## start EXERCISE INPUTS

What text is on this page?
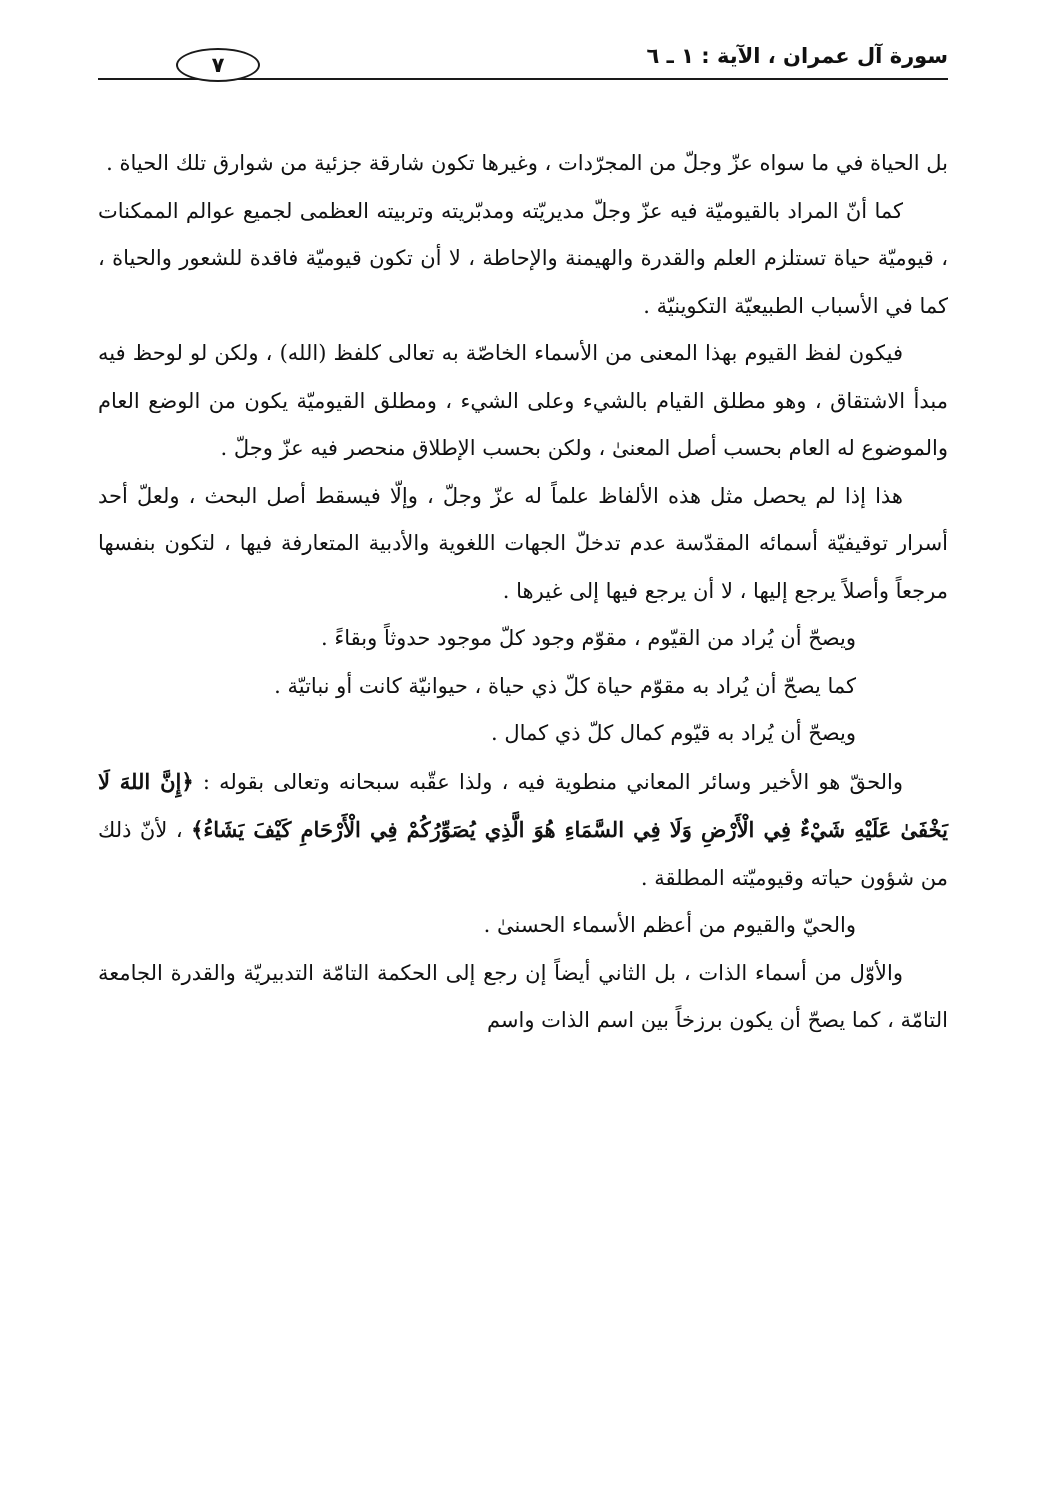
سورة آل عمران ، الآية : ١ ـ ٦
٧

بل الحياة في ما سواه عزّ وجلّ من المجرّدات ، وغيرها تكون شارقة جزئية من شوارق تلك الحياة .

كما أنّ المراد بالقيوميّة فيه عزّ وجلّ مديريّته ومدبّريته وتربيته العظمى لجميع عوالم الممكنات ، قيوميّة حياة تستلزم العلم والقدرة والهيمنة والإحاطة ، لا أن تكون قيوميّة فاقدة للشعور والحياة ، كما في الأسباب الطبيعيّة التكوينيّة .

فيكون لفظ القيوم بهذا المعنى من الأسماء الخاصّة به تعالى كلفظ (الله) ، ولكن لو لوحظ فيه مبدأ الاشتقاق ، وهو مطلق القيام بالشيء وعلى الشيء ، ومطلق القيوميّة يكون من الوضع العام والموضوع له العام بحسب أصل المعنىٰ ، ولكن بحسب الإطلاق منحصر فيه عزّ وجلّ .

هذا إذا لم يحصل مثل هذه الألفاظ علماً له عزّ وجلّ ، وإلّا فيسقط أصل البحث ، ولعلّ أحد أسرار توقيفيّة أسمائه المقدّسة عدم تدخلّ الجهات اللغوية والأدبية المتعارفة فيها ، لتكون بنفسها مرجعاً وأصلاً يرجع إليها ، لا أن يرجع فيها إلى غيرها .

ويصحّ أن يُراد من القيّوم ، مقوّم وجود كلّ موجود حدوثاً وبقاءً .

كما يصحّ أن يُراد به مقوّم حياة كلّ ذي حياة ، حيوانيّة كانت أو نباتيّة .

ويصحّ أن يُراد به قيّوم كمال كلّ ذي كمال .

والحقّ هو الأخير وسائر المعاني منطوية فيه ، ولذا عقّبه سبحانه وتعالى بقوله : ﴿إِنَّ اللهَ لَا يَخْفَىٰ عَلَيْهِ شَيْءٌ فِي الْأَرْضِ وَلَا فِي السَّمَاءِ هُوَ الَّذِي يُصَوِّرُكُمْ فِي الْأَرْحَامِ كَيْفَ يَشَاءُ﴾ ، لأنّ ذلك من شؤون حياته وقيوميّته المطلقة .

والحيّ والقيوم من أعظم الأسماء الحسنىٰ .

والأوّل من أسماء الذات ، بل الثاني أيضاً إن رجع إلى الحكمة التامّة التدبيريّة والقدرة الجامعة التامّة ، كما يصحّ أن يكون برزخاً بين اسم الذات واسم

## end EXERCISE INPUTS

AIM - Copy every entry exactly as written. Pictures are excluded.

FINAL RESULT -
What text is on this page?
سورة آل عمران ، الآية : ١ ـ ٦
٧

بل الحياة في ما سواه عزّ وجلّ من المجرّدات ، وغيرها تكون شارقة جزئية من شوارق تلك الحياة .

كما أنّ المراد بالقيوميّة فيه عزّ وجلّ مديريّته ومدبّريته وتربيته العظمى لجميع عوالم الممكنات ، قيوميّة حياة تستلزم العلم والقدرة والهيمنة والإحاطة ، لا أن تكون قيوميّة فاقدة للشعور والحياة ، كما في الأسباب الطبيعيّة التكوينيّة .

فيكون لفظ القيوم بهذا المعنى من الأسماء الخاصّة به تعالى كلفظ (الله) ، ولكن لو لوحظ فيه مبدأ الاشتقاق ، وهو مطلق القيام بالشيء وعلى الشيء ، ومطلق القيوميّة يكون من الوضع العام والموضوع له العام بحسب أصل المعنىٰ ، ولكن بحسب الإطلاق منحصر فيه عزّ وجلّ .

هذا إذا لم يحصل مثل هذه الألفاظ علماً له عزّ وجلّ ، وإلّا فيسقط أصل البحث ، ولعلّ أحد أسرار توقيفيّة أسمائه المقدّسة عدم تدخلّ الجهات اللغوية والأدبية المتعارفة فيها ، لتكون بنفسها مرجعاً وأصلاً يرجع إليها ، لا أن يرجع فيها إلى غيرها .

ويصحّ أن يُراد من القيّوم ، مقوّم وجود كلّ موجود حدوثاً وبقاءً .

كما يصحّ أن يُراد به مقوّم حياة كلّ ذي حياة ، حيوانيّة كانت أو نباتيّة .

ويصحّ أن يُراد به قيّوم كمال كلّ ذي كمال .

والحقّ هو الأخير وسائر المعاني منطوية فيه ، ولذا عقّبه سبحانه وتعالى بقوله : ﴿إِنَّ اللهَ لَا يَخْفَىٰ عَلَيْهِ شَيْءٌ فِي الْأَرْضِ وَلَا فِي السَّمَاءِ هُوَ الَّذِي يُصَوِّرُكُمْ فِي الْأَرْحَامِ كَيْفَ يَشَاءُ﴾ ، لأنّ ذلك من شؤون حياته وقيوميّته المطلقة .

والحيّ والقيوم من أعظم الأسماء الحسنىٰ .

والأوّل من أسماء الذات ، بل الثاني أيضاً إن رجع إلى الحكمة التامّة التدبيريّة والقدرة الجامعة التامّة ، كما يصحّ أن يكون برزخاً بين اسم الذات واسم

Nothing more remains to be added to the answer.